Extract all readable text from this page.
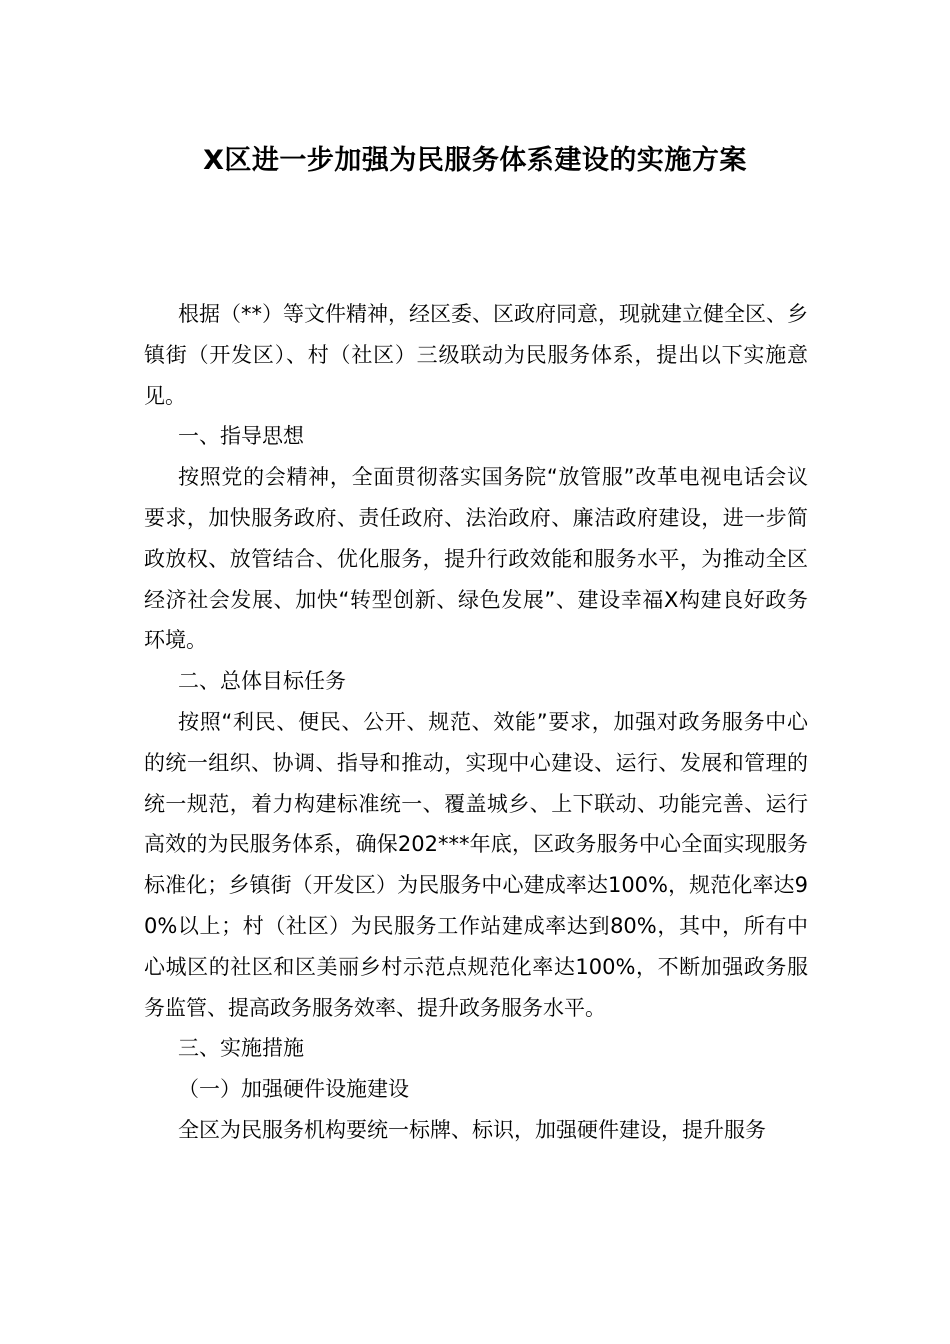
X区进一步加强为民服务体系建设的实施方案

根据（**）等文件精神，经区委、区政府同意，现就建立健全区、乡镇街（开发区）、村（社区）三级联动为民服务体系，提出以下实施意见。

一、指导思想

按照党的会精神，全面贯彻落实国务院“放管服”改革电视电话会议要求，加快服务政府、责任政府、法治政府、廉洁政府建设，进一步简政放权、放管结合、优化服务，提升行政效能和服务水平，为推动全区经济社会发展、加快“转型创新、绿色发展”、建设幸福X构建良好政务环境。

二、总体目标任务

按照“利民、便民、公开、规范、效能”要求，加强对政务服务中心的统一组织、协调、指导和推动，实现中心建设、运行、发展和管理的统一规范，着力构建标准统一、覆盖城乡、上下联动、功能完善、运行高效的为民服务体系，确保202***年底，区政务服务中心全面实现服务标准化；乡镇街（开发区）为民服务中心建成率达100%，规范化率达90%以上；村（社区）为民服务工作站建成率达到80%，其中，所有中心城区的社区和区美丽乡村示范点规范化率达100%，不断加强政务服务监管、提高政务服务效率、提升政务服务水平。

三、实施措施

（一）加强硬件设施建设

全区为民服务机构要统一标牌、标识，加强硬件建设，提升服务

# # # #

Goal of the exercise:
Exact duplication of all the records is required; pictures are omitted from the copy.

Exercise result:
Extract all readable text from this page.
X区进一步加强为民服务体系建设的实施方案

根据（**）等文件精神，经区委、区政府同意，现就建立健全区、乡镇街（开发区）、村（社区）三级联动为民服务体系，提出以下实施意见。

一、指导思想

按照党的会精神，全面贯彻落实国务院“放管服”改革电视电话会议要求，加快服务政府、责任政府、法治政府、廉洁政府建设，进一步简政放权、放管结合、优化服务，提升行政效能和服务水平，为推动全区经济社会发展、加快“转型创新、绿色发展”、建设幸福X构建良好政务环境。

二、总体目标任务

按照“利民、便民、公开、规范、效能”要求，加强对政务服务中心的统一组织、协调、指导和推动，实现中心建设、运行、发展和管理的统一规范，着力构建标准统一、覆盖城乡、上下联动、功能完善、运行高效的为民服务体系，确保202***年底，区政务服务中心全面实现服务标准化；乡镇街（开发区）为民服务中心建成率达100%，规范化率达90%以上；村（社区）为民服务工作站建成率达到80%，其中，所有中心城区的社区和区美丽乡村示范点规范化率达100%，不断加强政务服务监管、提高政务服务效率、提升政务服务水平。

三、实施措施

（一）加强硬件设施建设

全区为民服务机构要统一标牌、标识，加强硬件建设，提升服务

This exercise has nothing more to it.